=== GIVEN RECORDS ===

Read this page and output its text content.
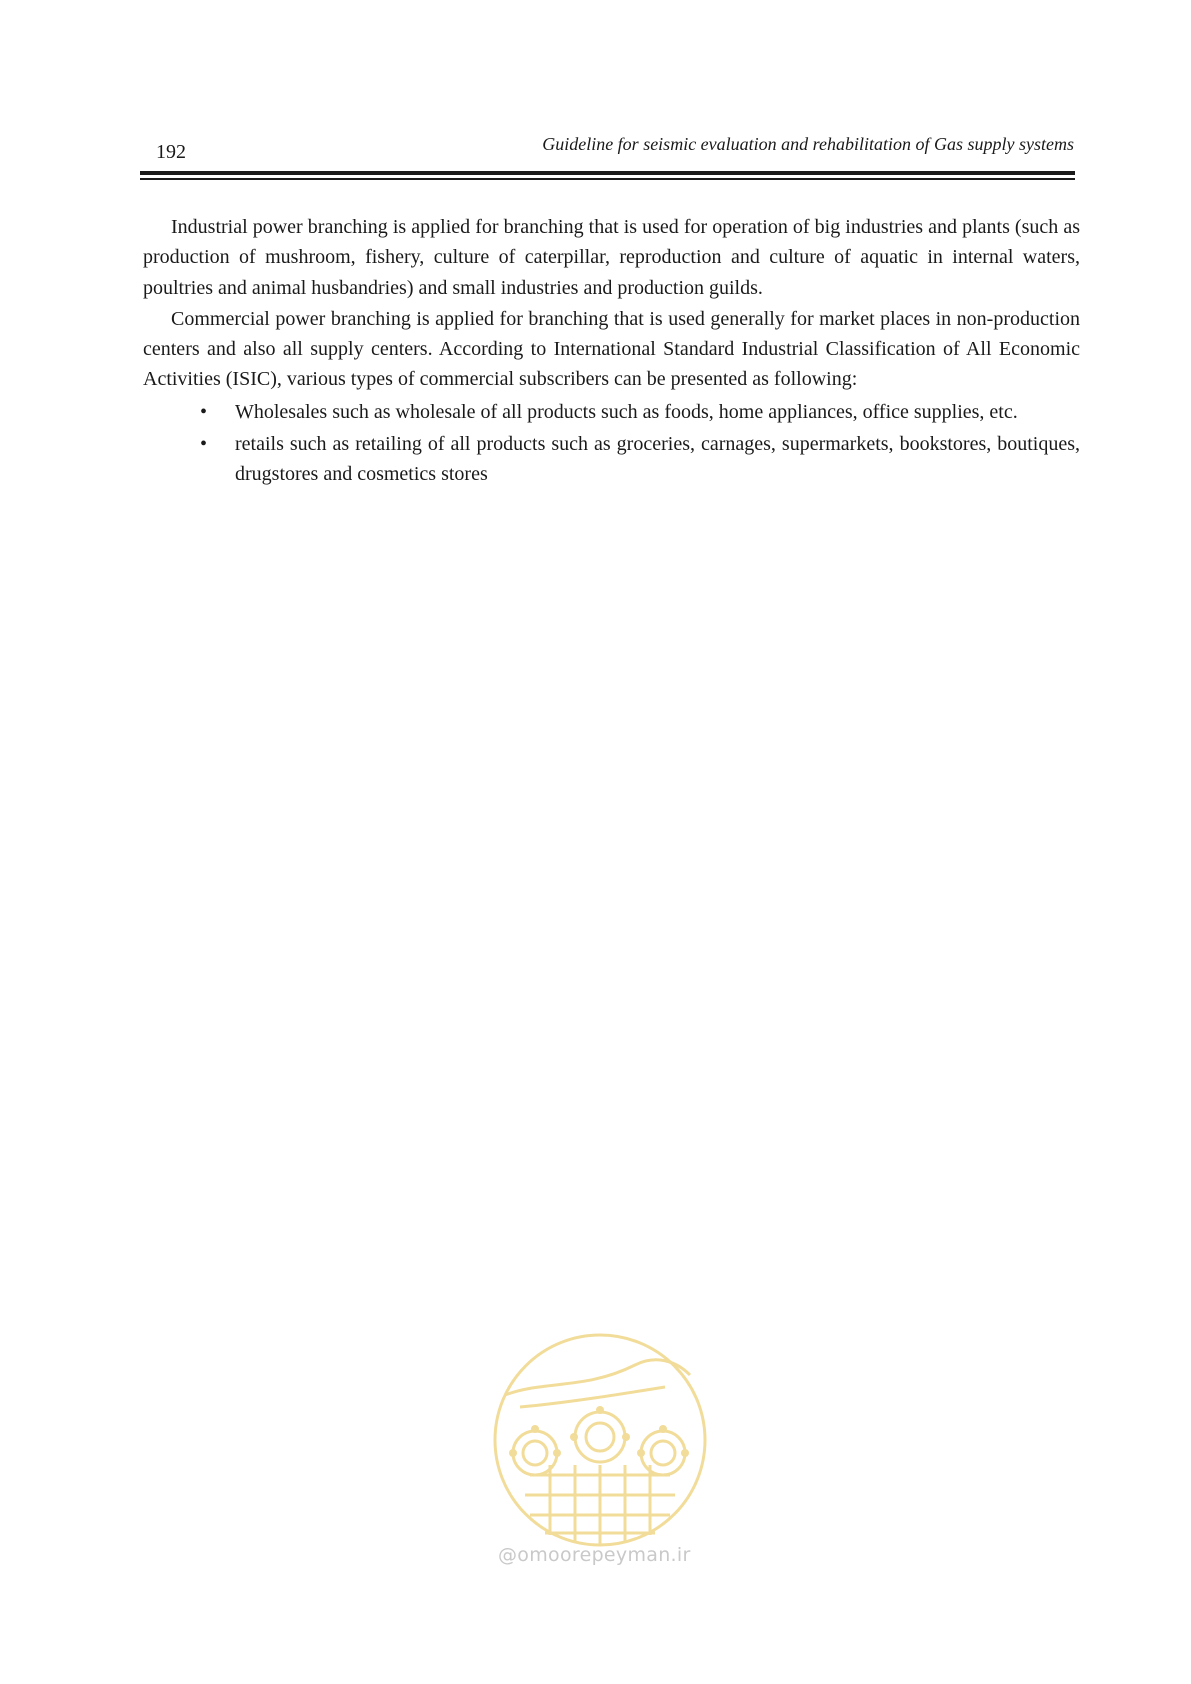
192	Guideline for seismic evaluation and rehabilitation of Gas supply systems

Industrial power branching is applied for branching that is used for operation of big industries and plants (such as production of mushroom, fishery, culture of caterpillar, reproduction and culture of aquatic in internal waters, poultries and animal husbandries) and small industries and production guilds.

Commercial power branching is applied for branching that is used generally for market places in non-production centers and also all supply centers. According to International Standard Industrial Classification of All Economic Activities (ISIC), various types of commercial subscribers can be presented as following:

• Wholesales such as wholesale of all products such as foods, home appliances, office supplies, etc.
• retails such as retailing of all products such as groceries, carnages, supermarkets, bookstores, boutiques, drugstores and cosmetics stores
@omoorepeyman.ir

===

• _EXERCISE_
Pictures appear in the records above. Output everything except them, exactly.

• _EXERCISE RESPONSE_
Read this page and output its text content.
192	Guideline for seismic evaluation and rehabilitation of Gas supply systems

Industrial power branching is applied for branching that is used for operation of big industries and plants (such as production of mushroom, fishery, culture of caterpillar, reproduction and culture of aquatic in internal waters, poultries and animal husbandries) and small industries and production guilds.

Commercial power branching is applied for branching that is used generally for market places in non-production centers and also all supply centers. According to International Standard Industrial Classification of All Economic Activities (ISIC), various types of commercial subscribers can be presented as following:

• Wholesales such as wholesale of all products such as foods, home appliances, office supplies, etc.
• retails such as retailing of all products such as groceries, carnages, supermarkets, bookstores, boutiques, drugstores and cosmetics stores
@omoorepeyman.ir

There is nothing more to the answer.